## Information supplied
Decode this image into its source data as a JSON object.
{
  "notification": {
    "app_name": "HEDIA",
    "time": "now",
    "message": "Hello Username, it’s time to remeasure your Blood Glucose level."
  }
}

## Do this
The records above must be repeated exactly, every one of them.

## Task response
Decode this image into its source data as a JSON object.
{
  "notification": {
    "app_name": "HEDIA",
    "time": "now",
    "message": "Hello Username, it’s time to remeasure your Blood Glucose level."
  }
}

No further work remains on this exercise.